**YOUR OBJECTIVE:**
Return the entries below verbatim. Pictures stay out.

**GIVEN DATA:**
>> Begin
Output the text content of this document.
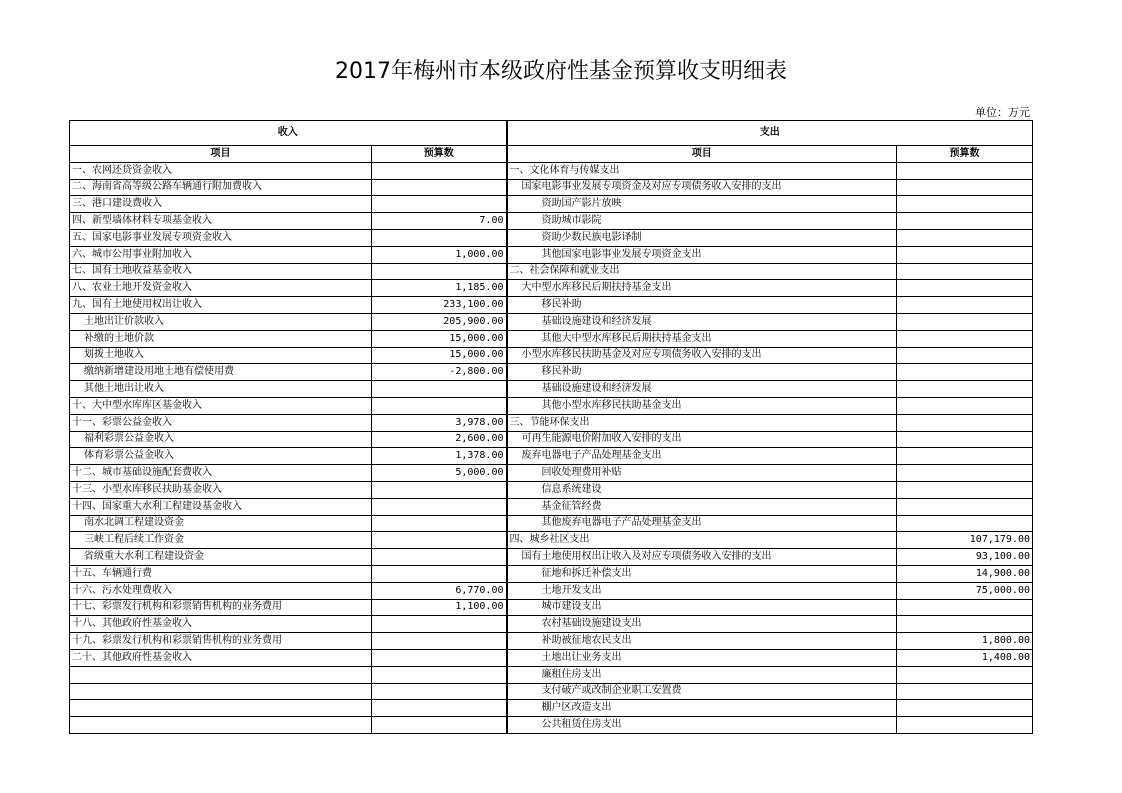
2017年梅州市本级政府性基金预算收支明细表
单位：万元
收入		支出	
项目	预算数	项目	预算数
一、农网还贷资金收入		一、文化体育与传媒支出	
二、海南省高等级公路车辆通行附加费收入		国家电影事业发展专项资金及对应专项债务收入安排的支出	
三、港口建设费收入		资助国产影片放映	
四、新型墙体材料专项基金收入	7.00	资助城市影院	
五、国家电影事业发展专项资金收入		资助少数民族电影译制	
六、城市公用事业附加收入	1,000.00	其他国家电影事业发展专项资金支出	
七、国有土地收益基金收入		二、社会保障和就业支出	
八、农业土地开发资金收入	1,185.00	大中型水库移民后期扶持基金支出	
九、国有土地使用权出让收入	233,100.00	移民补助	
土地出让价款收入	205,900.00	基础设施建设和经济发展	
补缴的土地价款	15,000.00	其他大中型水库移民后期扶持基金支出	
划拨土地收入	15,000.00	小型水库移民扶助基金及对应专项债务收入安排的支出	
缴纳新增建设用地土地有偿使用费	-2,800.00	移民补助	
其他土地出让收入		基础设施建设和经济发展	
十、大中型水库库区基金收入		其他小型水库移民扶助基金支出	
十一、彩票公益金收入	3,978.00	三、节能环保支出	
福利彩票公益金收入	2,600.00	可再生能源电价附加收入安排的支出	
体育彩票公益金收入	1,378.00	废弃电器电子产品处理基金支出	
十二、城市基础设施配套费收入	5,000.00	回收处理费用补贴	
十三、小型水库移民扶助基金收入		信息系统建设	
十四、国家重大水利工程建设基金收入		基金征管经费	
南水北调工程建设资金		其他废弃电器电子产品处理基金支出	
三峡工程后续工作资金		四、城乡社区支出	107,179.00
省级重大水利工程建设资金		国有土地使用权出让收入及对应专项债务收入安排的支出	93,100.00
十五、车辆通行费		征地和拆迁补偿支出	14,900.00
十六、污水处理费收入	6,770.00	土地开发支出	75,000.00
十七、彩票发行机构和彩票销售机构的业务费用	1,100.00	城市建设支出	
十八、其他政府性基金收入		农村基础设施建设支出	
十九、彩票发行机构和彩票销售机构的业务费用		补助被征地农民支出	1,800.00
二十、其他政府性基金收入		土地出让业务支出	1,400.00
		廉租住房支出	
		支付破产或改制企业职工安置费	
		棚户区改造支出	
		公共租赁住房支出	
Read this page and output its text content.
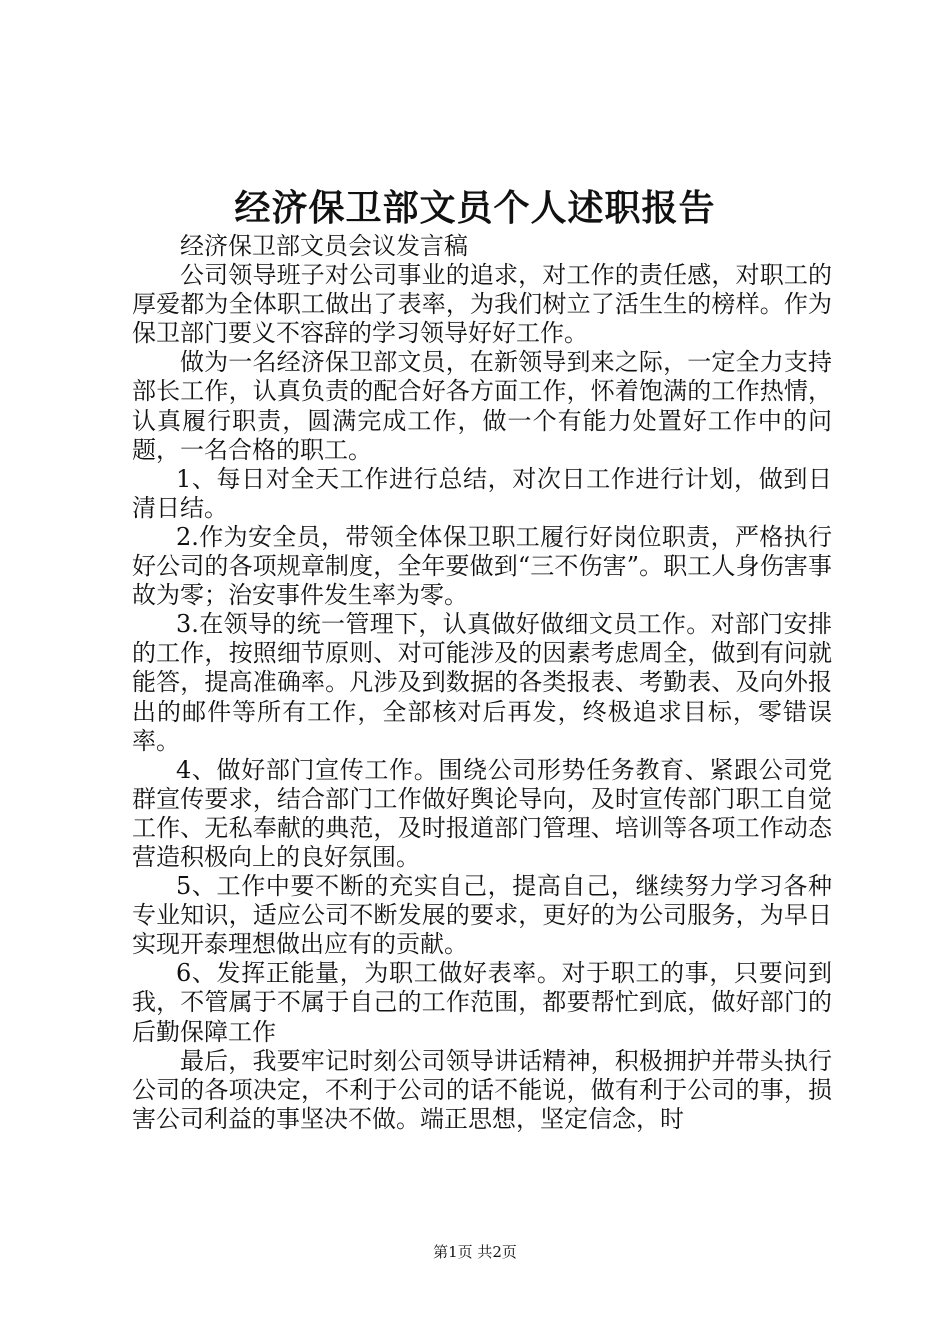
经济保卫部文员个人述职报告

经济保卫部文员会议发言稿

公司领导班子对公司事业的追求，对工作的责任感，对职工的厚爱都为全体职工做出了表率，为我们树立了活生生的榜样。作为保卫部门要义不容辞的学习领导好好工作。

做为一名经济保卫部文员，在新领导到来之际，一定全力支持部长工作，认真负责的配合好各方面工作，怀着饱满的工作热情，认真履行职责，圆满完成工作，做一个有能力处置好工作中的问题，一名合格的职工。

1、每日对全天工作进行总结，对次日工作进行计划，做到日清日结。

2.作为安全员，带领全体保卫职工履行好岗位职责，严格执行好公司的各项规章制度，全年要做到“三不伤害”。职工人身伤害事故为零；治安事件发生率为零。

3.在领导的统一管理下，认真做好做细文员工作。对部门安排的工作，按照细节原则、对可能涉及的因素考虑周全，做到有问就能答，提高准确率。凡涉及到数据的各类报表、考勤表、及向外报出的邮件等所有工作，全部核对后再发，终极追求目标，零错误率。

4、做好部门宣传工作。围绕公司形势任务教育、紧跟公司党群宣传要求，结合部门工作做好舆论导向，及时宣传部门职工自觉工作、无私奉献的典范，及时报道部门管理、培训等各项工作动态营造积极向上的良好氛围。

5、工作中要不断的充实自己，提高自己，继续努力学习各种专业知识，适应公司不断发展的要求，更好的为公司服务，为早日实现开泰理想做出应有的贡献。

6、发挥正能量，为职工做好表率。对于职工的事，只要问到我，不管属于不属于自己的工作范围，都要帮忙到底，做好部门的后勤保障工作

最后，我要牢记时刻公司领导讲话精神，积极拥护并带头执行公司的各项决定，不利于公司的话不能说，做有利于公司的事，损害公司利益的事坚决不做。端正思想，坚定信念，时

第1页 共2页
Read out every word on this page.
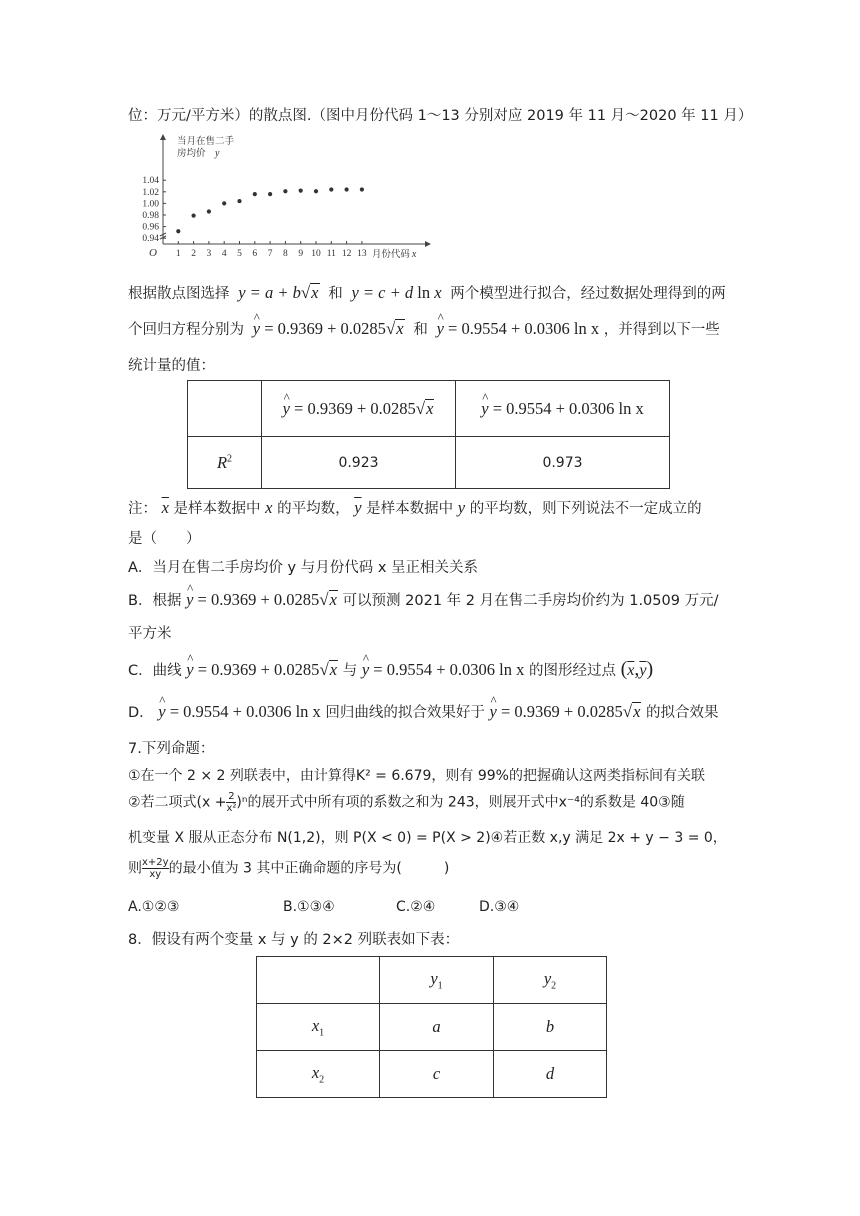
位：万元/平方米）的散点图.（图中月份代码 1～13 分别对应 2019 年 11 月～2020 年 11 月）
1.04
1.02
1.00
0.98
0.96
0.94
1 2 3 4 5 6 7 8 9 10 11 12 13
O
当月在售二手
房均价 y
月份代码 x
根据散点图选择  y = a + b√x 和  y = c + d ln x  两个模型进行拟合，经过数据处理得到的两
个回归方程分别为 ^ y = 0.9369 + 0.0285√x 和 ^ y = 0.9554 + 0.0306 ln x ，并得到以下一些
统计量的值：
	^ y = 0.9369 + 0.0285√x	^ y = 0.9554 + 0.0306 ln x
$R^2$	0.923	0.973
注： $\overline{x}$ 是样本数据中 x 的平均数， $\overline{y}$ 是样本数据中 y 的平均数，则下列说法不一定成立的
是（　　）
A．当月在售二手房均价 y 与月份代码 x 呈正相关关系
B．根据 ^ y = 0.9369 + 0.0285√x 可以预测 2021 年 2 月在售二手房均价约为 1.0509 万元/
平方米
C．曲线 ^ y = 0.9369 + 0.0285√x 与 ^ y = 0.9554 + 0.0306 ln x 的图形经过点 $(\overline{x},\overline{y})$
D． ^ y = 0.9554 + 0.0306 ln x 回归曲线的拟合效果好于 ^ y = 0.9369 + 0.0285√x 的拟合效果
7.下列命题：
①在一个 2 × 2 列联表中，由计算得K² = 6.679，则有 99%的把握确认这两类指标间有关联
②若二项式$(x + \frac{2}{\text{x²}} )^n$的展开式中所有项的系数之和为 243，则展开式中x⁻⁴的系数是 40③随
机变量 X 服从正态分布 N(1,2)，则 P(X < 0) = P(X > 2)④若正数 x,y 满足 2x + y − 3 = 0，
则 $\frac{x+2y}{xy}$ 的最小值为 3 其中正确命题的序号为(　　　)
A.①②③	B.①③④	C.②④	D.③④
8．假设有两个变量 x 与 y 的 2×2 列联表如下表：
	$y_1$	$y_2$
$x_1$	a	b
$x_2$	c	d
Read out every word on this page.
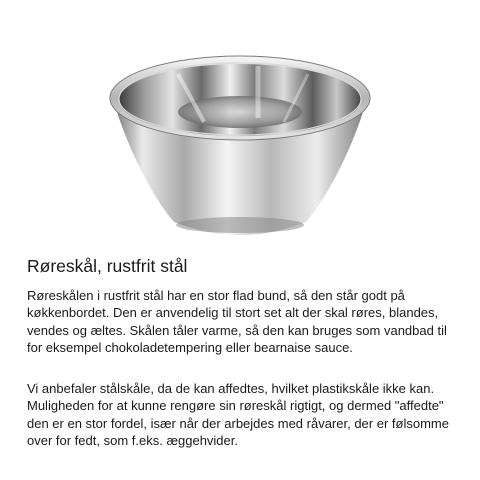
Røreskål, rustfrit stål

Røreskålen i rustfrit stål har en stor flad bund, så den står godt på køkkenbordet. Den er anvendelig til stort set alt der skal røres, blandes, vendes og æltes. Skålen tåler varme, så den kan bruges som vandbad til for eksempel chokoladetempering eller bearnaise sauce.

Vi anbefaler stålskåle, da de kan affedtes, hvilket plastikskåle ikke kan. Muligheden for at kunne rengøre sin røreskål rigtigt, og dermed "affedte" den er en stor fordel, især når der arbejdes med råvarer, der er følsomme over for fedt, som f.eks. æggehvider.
>> End
**RESULT BELOW:**
Output the text content of this document.
2017年梅州市本级政府性基金预算收支明细表
单位：万元
收入		支出	
项目	预算数	项目	预算数
一、农网还贷资金收入		一、文化体育与传媒支出	
二、海南省高等级公路车辆通行附加费收入		国家电影事业发展专项资金及对应专项债务收入安排的支出	
三、港口建设费收入		资助国产影片放映	
四、新型墙体材料专项基金收入	7.00	资助城市影院	
五、国家电影事业发展专项资金收入		资助少数民族电影译制	
六、城市公用事业附加收入	1,000.00	其他国家电影事业发展专项资金支出	
七、国有土地收益基金收入		二、社会保障和就业支出	
八、农业土地开发资金收入	1,185.00	大中型水库移民后期扶持基金支出	
九、国有土地使用权出让收入	233,100.00	移民补助	
土地出让价款收入	205,900.00	基础设施建设和经济发展	
补缴的土地价款	15,000.00	其他大中型水库移民后期扶持基金支出	
划拨土地收入	15,000.00	小型水库移民扶助基金及对应专项债务收入安排的支出	
缴纳新增建设用地土地有偿使用费	-2,800.00	移民补助	
其他土地出让收入		基础设施建设和经济发展	
十、大中型水库库区基金收入		其他小型水库移民扶助基金支出	
十一、彩票公益金收入	3,978.00	三、节能环保支出	
福利彩票公益金收入	2,600.00	可再生能源电价附加收入安排的支出	
体育彩票公益金收入	1,378.00	废弃电器电子产品处理基金支出	
十二、城市基础设施配套费收入	5,000.00	回收处理费用补贴	
十三、小型水库移民扶助基金收入		信息系统建设	
十四、国家重大水利工程建设基金收入		基金征管经费	
南水北调工程建设资金		其他废弃电器电子产品处理基金支出	
三峡工程后续工作资金		四、城乡社区支出	107,179.00
省级重大水利工程建设资金		国有土地使用权出让收入及对应专项债务收入安排的支出	93,100.00
十五、车辆通行费		征地和拆迁补偿支出	14,900.00
十六、污水处理费收入	6,770.00	土地开发支出	75,000.00
十七、彩票发行机构和彩票销售机构的业务费用	1,100.00	城市建设支出	
十八、其他政府性基金收入		农村基础设施建设支出	
十九、彩票发行机构和彩票销售机构的业务费用		补助被征地农民支出	1,800.00
二十、其他政府性基金收入		土地出让业务支出	1,400.00
		廉租住房支出	
		支付破产或改制企业职工安置费	
		棚户区改造支出	
		公共租赁住房支出	
Read this page and output its text content.
经济保卫部文员个人述职报告

经济保卫部文员会议发言稿

公司领导班子对公司事业的追求，对工作的责任感，对职工的厚爱都为全体职工做出了表率，为我们树立了活生生的榜样。作为保卫部门要义不容辞的学习领导好好工作。

做为一名经济保卫部文员，在新领导到来之际，一定全力支持部长工作，认真负责的配合好各方面工作，怀着饱满的工作热情，认真履行职责，圆满完成工作，做一个有能力处置好工作中的问题，一名合格的职工。

1、每日对全天工作进行总结，对次日工作进行计划，做到日清日结。

2.作为安全员，带领全体保卫职工履行好岗位职责，严格执行好公司的各项规章制度，全年要做到“三不伤害”。职工人身伤害事故为零；治安事件发生率为零。

3.在领导的统一管理下，认真做好做细文员工作。对部门安排的工作，按照细节原则、对可能涉及的因素考虑周全，做到有问就能答，提高准确率。凡涉及到数据的各类报表、考勤表、及向外报出的邮件等所有工作，全部核对后再发，终极追求目标，零错误率。

4、做好部门宣传工作。围绕公司形势任务教育、紧跟公司党群宣传要求，结合部门工作做好舆论导向，及时宣传部门职工自觉工作、无私奉献的典范，及时报道部门管理、培训等各项工作动态营造积极向上的良好氛围。

5、工作中要不断的充实自己，提高自己，继续努力学习各种专业知识，适应公司不断发展的要求，更好的为公司服务，为早日实现开泰理想做出应有的贡献。

6、发挥正能量，为职工做好表率。对于职工的事，只要问到我，不管属于不属于自己的工作范围，都要帮忙到底，做好部门的后勤保障工作

最后，我要牢记时刻公司领导讲话精神，积极拥护并带头执行公司的各项决定，不利于公司的话不能说，做有利于公司的事，损害公司利益的事坚决不做。端正思想，坚定信念，时

第1页 共2页
Read out every word on this page.
位：万元/平方米）的散点图.（图中月份代码 1～13 分别对应 2019 年 11 月～2020 年 11 月）
1.04
1.02
1.00
0.98
0.96
0.94
1 2 3 4 5 6 7 8 9 10 11 12 13
O
当月在售二手
房均价 y
月份代码 x
根据散点图选择  y = a + b√x 和  y = c + d ln x  两个模型进行拟合，经过数据处理得到的两
个回归方程分别为 ^ y = 0.9369 + 0.0285√x 和 ^ y = 0.9554 + 0.0306 ln x ，并得到以下一些
统计量的值：
	^ y = 0.9369 + 0.0285√x	^ y = 0.9554 + 0.0306 ln x
$R^2$	0.923	0.973
注： $\overline{x}$ 是样本数据中 x 的平均数， $\overline{y}$ 是样本数据中 y 的平均数，则下列说法不一定成立的
是（　　）
A．当月在售二手房均价 y 与月份代码 x 呈正相关关系
B．根据 ^ y = 0.9369 + 0.0285√x 可以预测 2021 年 2 月在售二手房均价约为 1.0509 万元/
平方米
C．曲线 ^ y = 0.9369 + 0.0285√x 与 ^ y = 0.9554 + 0.0306 ln x 的图形经过点 $(\overline{x},\overline{y})$
D． ^ y = 0.9554 + 0.0306 ln x 回归曲线的拟合效果好于 ^ y = 0.9369 + 0.0285√x 的拟合效果
7.下列命题：
①在一个 2 × 2 列联表中，由计算得K² = 6.679，则有 99%的把握确认这两类指标间有关联
②若二项式$(x + \frac{2}{\text{x²}} )^n$的展开式中所有项的系数之和为 243，则展开式中x⁻⁴的系数是 40③随
机变量 X 服从正态分布 N(1,2)，则 P(X < 0) = P(X > 2)④若正数 x,y 满足 2x + y − 3 = 0，
则 $\frac{x+2y}{xy}$ 的最小值为 3 其中正确命题的序号为(　　　)
A.①②③	B.①③④	C.②④	D.③④
8．假设有两个变量 x 与 y 的 2×2 列联表如下表：
	$y_1$	$y_2$
$x_1$	a	b
$x_2$	c	d
Read out every word on this page.
Røreskål, rustfrit stål

Røreskålen i rustfrit stål har en stor flad bund, så den står godt på køkkenbordet. Den er anvendelig til stort set alt der skal røres, blandes, vendes og æltes. Skålen tåler varme, så den kan bruges som vandbad til for eksempel chokoladetempering eller bearnaise sauce.

Vi anbefaler stålskåle, da de kan affedtes, hvilket plastikskåle ikke kan. Muligheden for at kunne rengøre sin røreskål rigtigt, og dermed "affedte" den er en stor fordel, især når der arbejdes med råvarer, der er følsomme over for fedt, som f.eks. æggehvider.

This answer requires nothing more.